◆ Stored items ◆
—————
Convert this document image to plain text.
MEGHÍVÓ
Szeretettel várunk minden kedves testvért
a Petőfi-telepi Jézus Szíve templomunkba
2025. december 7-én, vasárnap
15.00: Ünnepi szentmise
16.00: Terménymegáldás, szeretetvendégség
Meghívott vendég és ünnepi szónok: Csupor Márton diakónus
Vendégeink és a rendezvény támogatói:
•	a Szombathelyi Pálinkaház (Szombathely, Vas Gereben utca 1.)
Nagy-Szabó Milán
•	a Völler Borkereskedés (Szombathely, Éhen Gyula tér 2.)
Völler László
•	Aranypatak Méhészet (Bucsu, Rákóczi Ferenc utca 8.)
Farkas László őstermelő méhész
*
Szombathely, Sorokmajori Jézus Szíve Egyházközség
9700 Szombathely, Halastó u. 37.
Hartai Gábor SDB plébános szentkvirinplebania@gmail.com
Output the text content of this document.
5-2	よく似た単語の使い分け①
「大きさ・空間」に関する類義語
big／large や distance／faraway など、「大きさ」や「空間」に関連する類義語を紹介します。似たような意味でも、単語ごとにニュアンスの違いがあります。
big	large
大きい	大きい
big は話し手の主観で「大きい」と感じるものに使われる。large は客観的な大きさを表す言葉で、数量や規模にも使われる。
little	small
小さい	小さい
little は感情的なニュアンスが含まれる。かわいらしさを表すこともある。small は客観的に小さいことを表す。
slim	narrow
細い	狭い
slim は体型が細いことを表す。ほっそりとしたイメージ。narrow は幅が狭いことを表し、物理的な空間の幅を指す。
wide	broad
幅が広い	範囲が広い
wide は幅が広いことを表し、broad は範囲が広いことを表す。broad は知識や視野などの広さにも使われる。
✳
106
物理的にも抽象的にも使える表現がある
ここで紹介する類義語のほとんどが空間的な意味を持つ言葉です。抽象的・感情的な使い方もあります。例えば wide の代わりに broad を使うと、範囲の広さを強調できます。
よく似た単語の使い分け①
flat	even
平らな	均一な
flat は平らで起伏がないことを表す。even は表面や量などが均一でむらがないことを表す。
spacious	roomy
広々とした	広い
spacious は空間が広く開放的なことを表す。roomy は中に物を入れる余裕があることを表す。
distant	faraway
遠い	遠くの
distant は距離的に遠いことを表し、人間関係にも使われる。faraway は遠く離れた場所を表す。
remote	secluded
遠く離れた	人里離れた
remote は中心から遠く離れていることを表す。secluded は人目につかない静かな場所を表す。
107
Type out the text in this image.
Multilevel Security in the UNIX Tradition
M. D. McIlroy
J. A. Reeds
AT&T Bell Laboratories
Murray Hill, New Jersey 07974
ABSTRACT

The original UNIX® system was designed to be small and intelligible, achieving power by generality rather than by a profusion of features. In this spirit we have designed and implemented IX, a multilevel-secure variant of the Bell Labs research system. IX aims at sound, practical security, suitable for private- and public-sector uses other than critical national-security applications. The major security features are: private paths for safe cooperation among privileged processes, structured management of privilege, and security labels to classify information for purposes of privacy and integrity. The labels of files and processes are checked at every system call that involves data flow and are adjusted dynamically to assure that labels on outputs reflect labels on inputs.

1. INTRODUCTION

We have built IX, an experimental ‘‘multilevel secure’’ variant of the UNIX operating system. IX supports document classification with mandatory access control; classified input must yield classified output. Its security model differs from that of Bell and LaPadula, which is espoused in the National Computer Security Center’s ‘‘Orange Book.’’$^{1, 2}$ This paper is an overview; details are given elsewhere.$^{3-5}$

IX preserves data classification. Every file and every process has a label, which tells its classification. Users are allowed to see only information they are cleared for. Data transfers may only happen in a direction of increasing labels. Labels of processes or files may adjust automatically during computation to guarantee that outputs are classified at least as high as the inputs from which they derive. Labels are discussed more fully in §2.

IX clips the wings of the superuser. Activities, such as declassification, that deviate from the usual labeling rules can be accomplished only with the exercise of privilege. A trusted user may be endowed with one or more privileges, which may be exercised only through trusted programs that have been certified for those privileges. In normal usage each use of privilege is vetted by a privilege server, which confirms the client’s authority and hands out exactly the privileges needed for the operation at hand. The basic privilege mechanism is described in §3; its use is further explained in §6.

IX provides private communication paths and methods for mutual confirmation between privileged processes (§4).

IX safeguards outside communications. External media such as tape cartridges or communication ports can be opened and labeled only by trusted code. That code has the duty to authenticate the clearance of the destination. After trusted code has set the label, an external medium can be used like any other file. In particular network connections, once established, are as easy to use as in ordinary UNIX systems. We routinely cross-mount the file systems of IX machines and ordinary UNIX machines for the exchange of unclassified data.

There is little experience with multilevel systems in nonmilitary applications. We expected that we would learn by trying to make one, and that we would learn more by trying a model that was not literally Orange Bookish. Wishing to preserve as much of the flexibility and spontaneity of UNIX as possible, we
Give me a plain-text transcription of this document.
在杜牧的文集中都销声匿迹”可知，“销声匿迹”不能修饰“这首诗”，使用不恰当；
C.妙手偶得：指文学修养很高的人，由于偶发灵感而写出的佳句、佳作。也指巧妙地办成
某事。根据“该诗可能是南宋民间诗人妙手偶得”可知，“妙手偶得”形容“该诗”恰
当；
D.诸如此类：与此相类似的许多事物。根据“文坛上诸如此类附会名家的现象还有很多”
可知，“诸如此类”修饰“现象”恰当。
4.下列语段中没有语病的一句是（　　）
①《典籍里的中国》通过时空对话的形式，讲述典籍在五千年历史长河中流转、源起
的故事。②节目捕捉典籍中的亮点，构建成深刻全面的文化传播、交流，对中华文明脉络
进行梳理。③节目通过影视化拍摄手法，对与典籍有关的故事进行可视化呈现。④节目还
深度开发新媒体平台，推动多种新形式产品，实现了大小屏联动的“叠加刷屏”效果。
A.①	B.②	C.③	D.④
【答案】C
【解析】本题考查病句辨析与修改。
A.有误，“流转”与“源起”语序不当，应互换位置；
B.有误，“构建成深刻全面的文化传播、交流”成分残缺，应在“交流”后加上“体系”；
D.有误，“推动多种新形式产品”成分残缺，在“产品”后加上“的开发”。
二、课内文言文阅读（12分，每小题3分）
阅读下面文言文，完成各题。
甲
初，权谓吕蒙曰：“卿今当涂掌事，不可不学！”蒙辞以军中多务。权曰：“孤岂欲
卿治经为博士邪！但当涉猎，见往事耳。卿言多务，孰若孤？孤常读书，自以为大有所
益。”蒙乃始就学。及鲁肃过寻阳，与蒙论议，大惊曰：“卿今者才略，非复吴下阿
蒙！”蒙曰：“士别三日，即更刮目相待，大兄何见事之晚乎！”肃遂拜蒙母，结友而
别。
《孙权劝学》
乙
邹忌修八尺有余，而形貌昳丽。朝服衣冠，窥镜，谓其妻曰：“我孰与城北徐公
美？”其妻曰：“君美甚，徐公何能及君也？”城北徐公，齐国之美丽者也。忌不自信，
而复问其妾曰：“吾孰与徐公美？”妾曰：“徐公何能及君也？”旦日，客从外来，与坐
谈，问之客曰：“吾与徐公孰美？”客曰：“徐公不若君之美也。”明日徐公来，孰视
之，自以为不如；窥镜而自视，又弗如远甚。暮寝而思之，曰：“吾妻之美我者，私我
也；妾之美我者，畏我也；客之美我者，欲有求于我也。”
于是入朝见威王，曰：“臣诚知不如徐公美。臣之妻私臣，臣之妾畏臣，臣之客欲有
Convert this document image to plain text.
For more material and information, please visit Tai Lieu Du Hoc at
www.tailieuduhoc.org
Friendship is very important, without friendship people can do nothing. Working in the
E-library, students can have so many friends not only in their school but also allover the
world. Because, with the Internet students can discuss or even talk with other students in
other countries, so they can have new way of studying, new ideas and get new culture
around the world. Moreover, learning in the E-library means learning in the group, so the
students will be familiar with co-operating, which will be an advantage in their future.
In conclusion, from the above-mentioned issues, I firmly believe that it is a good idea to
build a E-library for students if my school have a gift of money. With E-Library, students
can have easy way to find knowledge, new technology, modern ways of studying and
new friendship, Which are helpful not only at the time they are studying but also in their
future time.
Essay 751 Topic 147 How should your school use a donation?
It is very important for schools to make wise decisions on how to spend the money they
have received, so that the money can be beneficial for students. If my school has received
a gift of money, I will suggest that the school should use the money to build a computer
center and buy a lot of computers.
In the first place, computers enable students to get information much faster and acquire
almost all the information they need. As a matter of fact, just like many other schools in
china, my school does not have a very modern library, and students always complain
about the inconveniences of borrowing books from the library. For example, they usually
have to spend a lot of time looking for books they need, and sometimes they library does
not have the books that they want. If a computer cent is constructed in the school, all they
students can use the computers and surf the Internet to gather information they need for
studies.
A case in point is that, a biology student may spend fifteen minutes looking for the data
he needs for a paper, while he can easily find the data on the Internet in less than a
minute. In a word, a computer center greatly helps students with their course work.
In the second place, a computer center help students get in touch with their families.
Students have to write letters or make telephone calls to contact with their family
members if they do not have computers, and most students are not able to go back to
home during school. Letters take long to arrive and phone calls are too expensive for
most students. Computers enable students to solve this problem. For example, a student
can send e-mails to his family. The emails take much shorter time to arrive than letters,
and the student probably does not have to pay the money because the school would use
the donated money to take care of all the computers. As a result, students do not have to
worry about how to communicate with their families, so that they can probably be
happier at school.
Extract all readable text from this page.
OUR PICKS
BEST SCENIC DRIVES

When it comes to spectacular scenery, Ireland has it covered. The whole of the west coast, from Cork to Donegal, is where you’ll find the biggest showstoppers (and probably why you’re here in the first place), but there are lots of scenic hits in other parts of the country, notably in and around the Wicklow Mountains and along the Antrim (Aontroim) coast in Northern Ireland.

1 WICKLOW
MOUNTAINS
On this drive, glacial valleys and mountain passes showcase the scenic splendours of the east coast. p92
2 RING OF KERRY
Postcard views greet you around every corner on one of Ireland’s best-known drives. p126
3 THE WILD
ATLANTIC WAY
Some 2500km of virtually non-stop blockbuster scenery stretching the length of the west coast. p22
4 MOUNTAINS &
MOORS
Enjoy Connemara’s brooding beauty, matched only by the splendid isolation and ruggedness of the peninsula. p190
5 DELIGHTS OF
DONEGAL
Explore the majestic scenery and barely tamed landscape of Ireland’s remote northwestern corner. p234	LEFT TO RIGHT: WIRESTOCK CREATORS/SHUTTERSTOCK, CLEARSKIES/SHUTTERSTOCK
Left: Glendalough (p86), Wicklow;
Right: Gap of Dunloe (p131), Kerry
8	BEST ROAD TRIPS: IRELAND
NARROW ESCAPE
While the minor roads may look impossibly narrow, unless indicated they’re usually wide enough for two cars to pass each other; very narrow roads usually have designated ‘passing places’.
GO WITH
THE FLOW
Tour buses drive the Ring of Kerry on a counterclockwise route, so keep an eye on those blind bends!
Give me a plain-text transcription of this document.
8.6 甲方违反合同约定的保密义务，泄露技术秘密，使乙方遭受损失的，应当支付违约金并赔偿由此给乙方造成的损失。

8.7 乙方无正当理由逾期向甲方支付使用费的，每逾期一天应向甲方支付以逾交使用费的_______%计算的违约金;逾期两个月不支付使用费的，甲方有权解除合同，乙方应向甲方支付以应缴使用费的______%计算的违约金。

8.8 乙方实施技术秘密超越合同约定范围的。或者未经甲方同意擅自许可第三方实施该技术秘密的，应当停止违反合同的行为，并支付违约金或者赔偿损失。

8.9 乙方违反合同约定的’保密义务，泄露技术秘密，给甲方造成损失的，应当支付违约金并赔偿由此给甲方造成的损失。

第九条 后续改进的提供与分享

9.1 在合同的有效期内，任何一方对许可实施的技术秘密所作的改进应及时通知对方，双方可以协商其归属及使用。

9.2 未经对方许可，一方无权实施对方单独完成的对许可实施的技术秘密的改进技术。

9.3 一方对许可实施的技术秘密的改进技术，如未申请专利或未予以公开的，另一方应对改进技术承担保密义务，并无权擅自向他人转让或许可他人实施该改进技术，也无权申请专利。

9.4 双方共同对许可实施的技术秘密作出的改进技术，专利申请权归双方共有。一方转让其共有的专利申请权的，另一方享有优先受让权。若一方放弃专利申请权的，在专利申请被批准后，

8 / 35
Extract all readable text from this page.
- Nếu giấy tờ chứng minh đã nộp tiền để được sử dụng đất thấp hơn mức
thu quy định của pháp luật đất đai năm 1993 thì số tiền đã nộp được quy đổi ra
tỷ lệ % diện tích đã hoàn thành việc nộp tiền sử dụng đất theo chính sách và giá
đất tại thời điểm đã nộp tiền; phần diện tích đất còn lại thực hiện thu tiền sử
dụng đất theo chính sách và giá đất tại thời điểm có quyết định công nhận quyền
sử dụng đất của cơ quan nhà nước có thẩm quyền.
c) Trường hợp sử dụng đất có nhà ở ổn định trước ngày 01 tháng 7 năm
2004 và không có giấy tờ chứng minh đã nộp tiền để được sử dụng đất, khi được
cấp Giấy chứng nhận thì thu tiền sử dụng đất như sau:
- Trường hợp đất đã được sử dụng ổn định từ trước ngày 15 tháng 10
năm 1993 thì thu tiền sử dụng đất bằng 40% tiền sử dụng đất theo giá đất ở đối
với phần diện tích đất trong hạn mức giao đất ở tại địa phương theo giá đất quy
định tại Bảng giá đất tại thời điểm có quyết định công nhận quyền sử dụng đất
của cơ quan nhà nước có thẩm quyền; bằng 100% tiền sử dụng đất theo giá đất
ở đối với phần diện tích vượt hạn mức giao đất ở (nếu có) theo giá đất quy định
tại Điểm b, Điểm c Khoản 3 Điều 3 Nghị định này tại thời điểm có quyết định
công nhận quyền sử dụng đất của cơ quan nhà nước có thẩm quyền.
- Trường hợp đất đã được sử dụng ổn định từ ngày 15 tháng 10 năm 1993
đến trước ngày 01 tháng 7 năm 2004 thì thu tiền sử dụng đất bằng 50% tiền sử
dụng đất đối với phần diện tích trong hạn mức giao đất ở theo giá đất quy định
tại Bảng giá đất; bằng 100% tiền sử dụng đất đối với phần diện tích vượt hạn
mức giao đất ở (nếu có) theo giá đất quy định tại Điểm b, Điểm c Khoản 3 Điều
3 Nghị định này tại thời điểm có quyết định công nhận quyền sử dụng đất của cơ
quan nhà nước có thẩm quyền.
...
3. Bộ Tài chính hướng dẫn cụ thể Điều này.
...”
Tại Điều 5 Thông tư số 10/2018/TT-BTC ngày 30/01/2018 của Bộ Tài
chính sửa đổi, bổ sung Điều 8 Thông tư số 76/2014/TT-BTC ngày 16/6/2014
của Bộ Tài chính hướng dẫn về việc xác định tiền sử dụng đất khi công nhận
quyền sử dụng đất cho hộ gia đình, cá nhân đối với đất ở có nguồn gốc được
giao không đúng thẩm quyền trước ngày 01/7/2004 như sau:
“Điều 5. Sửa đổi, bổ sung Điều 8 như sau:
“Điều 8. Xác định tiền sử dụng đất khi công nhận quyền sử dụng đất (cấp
—————
◆ Work to do ◆
Gather every line from the listing above in which the word "hướng" appears.

◆ Task answer ◆
3. Bộ Tài chính hướng dẫn cụ thể Điều này.
của Bộ Tài chính hướng dẫn về việc xác định tiền sử dụng đất khi công nhận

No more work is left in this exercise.